### WHAT TO PRODUCE
Please copy all the lines that follow, word for word.

____________________

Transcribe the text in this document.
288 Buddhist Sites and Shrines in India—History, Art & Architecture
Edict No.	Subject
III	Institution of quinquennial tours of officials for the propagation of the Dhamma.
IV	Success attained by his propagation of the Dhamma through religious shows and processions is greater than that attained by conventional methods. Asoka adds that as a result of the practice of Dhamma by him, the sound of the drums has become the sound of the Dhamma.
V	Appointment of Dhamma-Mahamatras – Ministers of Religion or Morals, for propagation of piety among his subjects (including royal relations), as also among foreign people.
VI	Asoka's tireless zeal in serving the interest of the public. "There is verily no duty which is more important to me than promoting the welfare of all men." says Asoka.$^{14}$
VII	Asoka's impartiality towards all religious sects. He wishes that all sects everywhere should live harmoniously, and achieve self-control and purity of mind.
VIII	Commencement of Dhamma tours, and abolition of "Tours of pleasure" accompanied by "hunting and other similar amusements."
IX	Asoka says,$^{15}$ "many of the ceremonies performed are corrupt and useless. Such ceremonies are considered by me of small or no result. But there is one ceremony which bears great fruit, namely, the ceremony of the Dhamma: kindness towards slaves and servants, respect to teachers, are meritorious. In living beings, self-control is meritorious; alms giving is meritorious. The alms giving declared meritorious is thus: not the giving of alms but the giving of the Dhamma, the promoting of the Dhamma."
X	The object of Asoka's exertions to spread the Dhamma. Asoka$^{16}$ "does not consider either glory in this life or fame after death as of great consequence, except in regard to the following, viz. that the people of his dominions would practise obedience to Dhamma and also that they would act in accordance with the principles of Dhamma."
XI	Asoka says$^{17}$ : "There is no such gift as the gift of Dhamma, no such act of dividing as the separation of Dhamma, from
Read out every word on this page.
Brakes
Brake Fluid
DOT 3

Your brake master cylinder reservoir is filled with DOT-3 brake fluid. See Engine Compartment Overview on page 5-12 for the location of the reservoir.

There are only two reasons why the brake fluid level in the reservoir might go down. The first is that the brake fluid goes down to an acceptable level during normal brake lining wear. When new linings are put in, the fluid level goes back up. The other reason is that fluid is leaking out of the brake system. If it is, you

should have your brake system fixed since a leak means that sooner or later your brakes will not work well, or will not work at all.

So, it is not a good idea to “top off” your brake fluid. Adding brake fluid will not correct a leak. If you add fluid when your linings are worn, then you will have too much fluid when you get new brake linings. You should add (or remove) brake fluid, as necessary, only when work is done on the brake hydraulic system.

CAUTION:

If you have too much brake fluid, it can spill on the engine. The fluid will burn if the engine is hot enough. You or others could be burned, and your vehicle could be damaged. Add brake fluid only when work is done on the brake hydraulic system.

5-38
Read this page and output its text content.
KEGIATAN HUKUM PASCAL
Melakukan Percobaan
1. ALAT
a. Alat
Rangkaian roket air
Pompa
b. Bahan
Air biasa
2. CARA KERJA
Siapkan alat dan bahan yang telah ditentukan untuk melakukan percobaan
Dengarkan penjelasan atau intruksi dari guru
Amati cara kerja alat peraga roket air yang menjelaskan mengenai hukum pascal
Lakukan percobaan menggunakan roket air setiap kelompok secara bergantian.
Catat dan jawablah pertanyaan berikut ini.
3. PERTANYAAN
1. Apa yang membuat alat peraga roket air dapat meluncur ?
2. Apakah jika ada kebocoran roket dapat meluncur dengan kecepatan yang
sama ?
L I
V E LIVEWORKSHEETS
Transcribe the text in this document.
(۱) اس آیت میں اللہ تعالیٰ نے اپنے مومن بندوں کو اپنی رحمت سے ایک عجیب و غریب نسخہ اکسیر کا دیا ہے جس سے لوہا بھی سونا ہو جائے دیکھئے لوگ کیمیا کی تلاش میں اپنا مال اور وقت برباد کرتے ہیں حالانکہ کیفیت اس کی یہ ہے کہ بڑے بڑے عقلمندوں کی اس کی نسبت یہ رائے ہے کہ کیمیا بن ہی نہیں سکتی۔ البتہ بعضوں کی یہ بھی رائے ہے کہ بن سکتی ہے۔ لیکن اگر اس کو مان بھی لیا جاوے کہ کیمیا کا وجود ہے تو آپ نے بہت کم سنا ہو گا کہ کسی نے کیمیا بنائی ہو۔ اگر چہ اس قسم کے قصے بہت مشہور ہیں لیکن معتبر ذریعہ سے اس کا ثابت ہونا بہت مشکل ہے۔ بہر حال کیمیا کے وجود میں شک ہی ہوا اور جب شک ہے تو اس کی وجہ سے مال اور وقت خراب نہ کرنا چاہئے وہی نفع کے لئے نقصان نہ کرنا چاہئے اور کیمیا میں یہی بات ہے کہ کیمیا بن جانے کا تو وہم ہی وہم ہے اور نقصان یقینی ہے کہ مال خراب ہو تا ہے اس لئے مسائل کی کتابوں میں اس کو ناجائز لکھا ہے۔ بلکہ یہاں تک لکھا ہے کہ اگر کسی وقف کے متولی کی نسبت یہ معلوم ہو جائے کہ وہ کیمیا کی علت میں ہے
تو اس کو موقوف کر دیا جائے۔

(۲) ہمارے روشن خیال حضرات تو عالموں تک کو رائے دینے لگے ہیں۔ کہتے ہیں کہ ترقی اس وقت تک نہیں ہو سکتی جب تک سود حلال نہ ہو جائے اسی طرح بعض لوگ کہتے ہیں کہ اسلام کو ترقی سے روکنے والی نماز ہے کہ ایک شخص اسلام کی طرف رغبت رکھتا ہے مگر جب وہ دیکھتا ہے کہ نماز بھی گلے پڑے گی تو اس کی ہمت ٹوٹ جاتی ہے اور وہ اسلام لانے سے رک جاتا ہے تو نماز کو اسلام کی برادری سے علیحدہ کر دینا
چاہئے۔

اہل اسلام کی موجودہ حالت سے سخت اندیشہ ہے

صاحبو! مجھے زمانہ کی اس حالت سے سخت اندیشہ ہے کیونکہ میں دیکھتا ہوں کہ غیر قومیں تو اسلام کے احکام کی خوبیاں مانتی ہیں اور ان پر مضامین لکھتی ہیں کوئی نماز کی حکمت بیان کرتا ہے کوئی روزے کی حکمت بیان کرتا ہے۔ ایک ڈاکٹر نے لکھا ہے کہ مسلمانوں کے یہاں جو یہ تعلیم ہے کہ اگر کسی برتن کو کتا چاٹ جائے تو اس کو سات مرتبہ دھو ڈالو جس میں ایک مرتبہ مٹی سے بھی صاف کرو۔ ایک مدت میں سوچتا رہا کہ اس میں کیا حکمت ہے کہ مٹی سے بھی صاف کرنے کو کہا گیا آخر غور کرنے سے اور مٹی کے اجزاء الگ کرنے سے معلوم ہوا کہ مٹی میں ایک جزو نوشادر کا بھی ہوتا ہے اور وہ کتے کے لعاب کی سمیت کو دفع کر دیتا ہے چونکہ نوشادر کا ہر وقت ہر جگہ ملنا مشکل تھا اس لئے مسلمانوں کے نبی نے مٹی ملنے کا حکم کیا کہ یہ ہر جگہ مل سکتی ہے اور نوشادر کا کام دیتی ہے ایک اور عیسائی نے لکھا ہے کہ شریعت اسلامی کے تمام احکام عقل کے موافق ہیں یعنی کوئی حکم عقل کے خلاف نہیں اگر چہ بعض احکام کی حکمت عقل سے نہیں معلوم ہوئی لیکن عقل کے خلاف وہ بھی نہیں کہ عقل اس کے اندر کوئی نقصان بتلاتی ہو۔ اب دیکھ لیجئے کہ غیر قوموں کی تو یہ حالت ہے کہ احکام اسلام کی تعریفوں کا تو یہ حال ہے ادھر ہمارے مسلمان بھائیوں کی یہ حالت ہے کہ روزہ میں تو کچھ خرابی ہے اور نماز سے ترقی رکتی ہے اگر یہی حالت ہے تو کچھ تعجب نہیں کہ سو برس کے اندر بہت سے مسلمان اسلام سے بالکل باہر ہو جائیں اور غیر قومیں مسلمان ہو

____________________

### CORRECT OUTPUT
Transcribe the text in this document.
288 Buddhist Sites and Shrines in India—History, Art & Architecture
Edict No.	Subject
III	Institution of quinquennial tours of officials for the propagation of the Dhamma.
IV	Success attained by his propagation of the Dhamma through religious shows and processions is greater than that attained by conventional methods. Asoka adds that as a result of the practice of Dhamma by him, the sound of the drums has become the sound of the Dhamma.
V	Appointment of Dhamma-Mahamatras – Ministers of Religion or Morals, for propagation of piety among his subjects (including royal relations), as also among foreign people.
VI	Asoka's tireless zeal in serving the interest of the public. "There is verily no duty which is more important to me than promoting the welfare of all men." says Asoka.$^{14}$
VII	Asoka's impartiality towards all religious sects. He wishes that all sects everywhere should live harmoniously, and achieve self-control and purity of mind.
VIII	Commencement of Dhamma tours, and abolition of "Tours of pleasure" accompanied by "hunting and other similar amusements."
IX	Asoka says,$^{15}$ "many of the ceremonies performed are corrupt and useless. Such ceremonies are considered by me of small or no result. But there is one ceremony which bears great fruit, namely, the ceremony of the Dhamma: kindness towards slaves and servants, respect to teachers, are meritorious. In living beings, self-control is meritorious; alms giving is meritorious. The alms giving declared meritorious is thus: not the giving of alms but the giving of the Dhamma, the promoting of the Dhamma."
X	The object of Asoka's exertions to spread the Dhamma. Asoka$^{16}$ "does not consider either glory in this life or fame after death as of great consequence, except in regard to the following, viz. that the people of his dominions would practise obedience to Dhamma and also that they would act in accordance with the principles of Dhamma."
XI	Asoka says$^{17}$ : "There is no such gift as the gift of Dhamma, no such act of dividing as the separation of Dhamma, from
Read out every word on this page.
Brakes
Brake Fluid
DOT 3

Your brake master cylinder reservoir is filled with DOT-3 brake fluid. See Engine Compartment Overview on page 5-12 for the location of the reservoir.

There are only two reasons why the brake fluid level in the reservoir might go down. The first is that the brake fluid goes down to an acceptable level during normal brake lining wear. When new linings are put in, the fluid level goes back up. The other reason is that fluid is leaking out of the brake system. If it is, you

should have your brake system fixed since a leak means that sooner or later your brakes will not work well, or will not work at all.

So, it is not a good idea to “top off” your brake fluid. Adding brake fluid will not correct a leak. If you add fluid when your linings are worn, then you will have too much fluid when you get new brake linings. You should add (or remove) brake fluid, as necessary, only when work is done on the brake hydraulic system.

CAUTION:

If you have too much brake fluid, it can spill on the engine. The fluid will burn if the engine is hot enough. You or others could be burned, and your vehicle could be damaged. Add brake fluid only when work is done on the brake hydraulic system.

5-38
Read this page and output its text content.
KEGIATAN HUKUM PASCAL
Melakukan Percobaan
1. ALAT
a. Alat
Rangkaian roket air
Pompa
b. Bahan
Air biasa
2. CARA KERJA
Siapkan alat dan bahan yang telah ditentukan untuk melakukan percobaan
Dengarkan penjelasan atau intruksi dari guru
Amati cara kerja alat peraga roket air yang menjelaskan mengenai hukum pascal
Lakukan percobaan menggunakan roket air setiap kelompok secara bergantian.
Catat dan jawablah pertanyaan berikut ini.
3. PERTANYAAN
1. Apa yang membuat alat peraga roket air dapat meluncur ?
2. Apakah jika ada kebocoran roket dapat meluncur dengan kecepatan yang
sama ?
L I
V E LIVEWORKSHEETS
Transcribe the text in this document.
(۱) اس آیت میں اللہ تعالیٰ نے اپنے مومن بندوں کو اپنی رحمت سے ایک عجیب و غریب نسخہ اکسیر کا دیا ہے جس سے لوہا بھی سونا ہو جائے دیکھئے لوگ کیمیا کی تلاش میں اپنا مال اور وقت برباد کرتے ہیں حالانکہ کیفیت اس کی یہ ہے کہ بڑے بڑے عقلمندوں کی اس کی نسبت یہ رائے ہے کہ کیمیا بن ہی نہیں سکتی۔ البتہ بعضوں کی یہ بھی رائے ہے کہ بن سکتی ہے۔ لیکن اگر اس کو مان بھی لیا جاوے کہ کیمیا کا وجود ہے تو آپ نے بہت کم سنا ہو گا کہ کسی نے کیمیا بنائی ہو۔ اگر چہ اس قسم کے قصے بہت مشہور ہیں لیکن معتبر ذریعہ سے اس کا ثابت ہونا بہت مشکل ہے۔ بہر حال کیمیا کے وجود میں شک ہی ہوا اور جب شک ہے تو اس کی وجہ سے مال اور وقت خراب نہ کرنا چاہئے وہی نفع کے لئے نقصان نہ کرنا چاہئے اور کیمیا میں یہی بات ہے کہ کیمیا بن جانے کا تو وہم ہی وہم ہے اور نقصان یقینی ہے کہ مال خراب ہو تا ہے اس لئے مسائل کی کتابوں میں اس کو ناجائز لکھا ہے۔ بلکہ یہاں تک لکھا ہے کہ اگر کسی وقف کے متولی کی نسبت یہ معلوم ہو جائے کہ وہ کیمیا کی علت میں ہے
تو اس کو موقوف کر دیا جائے۔

(۲) ہمارے روشن خیال حضرات تو عالموں تک کو رائے دینے لگے ہیں۔ کہتے ہیں کہ ترقی اس وقت تک نہیں ہو سکتی جب تک سود حلال نہ ہو جائے اسی طرح بعض لوگ کہتے ہیں کہ اسلام کو ترقی سے روکنے والی نماز ہے کہ ایک شخص اسلام کی طرف رغبت رکھتا ہے مگر جب وہ دیکھتا ہے کہ نماز بھی گلے پڑے گی تو اس کی ہمت ٹوٹ جاتی ہے اور وہ اسلام لانے سے رک جاتا ہے تو نماز کو اسلام کی برادری سے علیحدہ کر دینا
چاہئے۔

اہل اسلام کی موجودہ حالت سے سخت اندیشہ ہے

صاحبو! مجھے زمانہ کی اس حالت سے سخت اندیشہ ہے کیونکہ میں دیکھتا ہوں کہ غیر قومیں تو اسلام کے احکام کی خوبیاں مانتی ہیں اور ان پر مضامین لکھتی ہیں کوئی نماز کی حکمت بیان کرتا ہے کوئی روزے کی حکمت بیان کرتا ہے۔ ایک ڈاکٹر نے لکھا ہے کہ مسلمانوں کے یہاں جو یہ تعلیم ہے کہ اگر کسی برتن کو کتا چاٹ جائے تو اس کو سات مرتبہ دھو ڈالو جس میں ایک مرتبہ مٹی سے بھی صاف کرو۔ ایک مدت میں سوچتا رہا کہ اس میں کیا حکمت ہے کہ مٹی سے بھی صاف کرنے کو کہا گیا آخر غور کرنے سے اور مٹی کے اجزاء الگ کرنے سے معلوم ہوا کہ مٹی میں ایک جزو نوشادر کا بھی ہوتا ہے اور وہ کتے کے لعاب کی سمیت کو دفع کر دیتا ہے چونکہ نوشادر کا ہر وقت ہر جگہ ملنا مشکل تھا اس لئے مسلمانوں کے نبی نے مٹی ملنے کا حکم کیا کہ یہ ہر جگہ مل سکتی ہے اور نوشادر کا کام دیتی ہے ایک اور عیسائی نے لکھا ہے کہ شریعت اسلامی کے تمام احکام عقل کے موافق ہیں یعنی کوئی حکم عقل کے خلاف نہیں اگر چہ بعض احکام کی حکمت عقل سے نہیں معلوم ہوئی لیکن عقل کے خلاف وہ بھی نہیں کہ عقل اس کے اندر کوئی نقصان بتلاتی ہو۔ اب دیکھ لیجئے کہ غیر قوموں کی تو یہ حالت ہے کہ احکام اسلام کی تعریفوں کا تو یہ حال ہے ادھر ہمارے مسلمان بھائیوں کی یہ حالت ہے کہ روزہ میں تو کچھ خرابی ہے اور نماز سے ترقی رکتی ہے اگر یہی حالت ہے تو کچھ تعجب نہیں کہ سو برس کے اندر بہت سے مسلمان اسلام سے بالکل باہر ہو جائیں اور غیر قومیں مسلمان ہو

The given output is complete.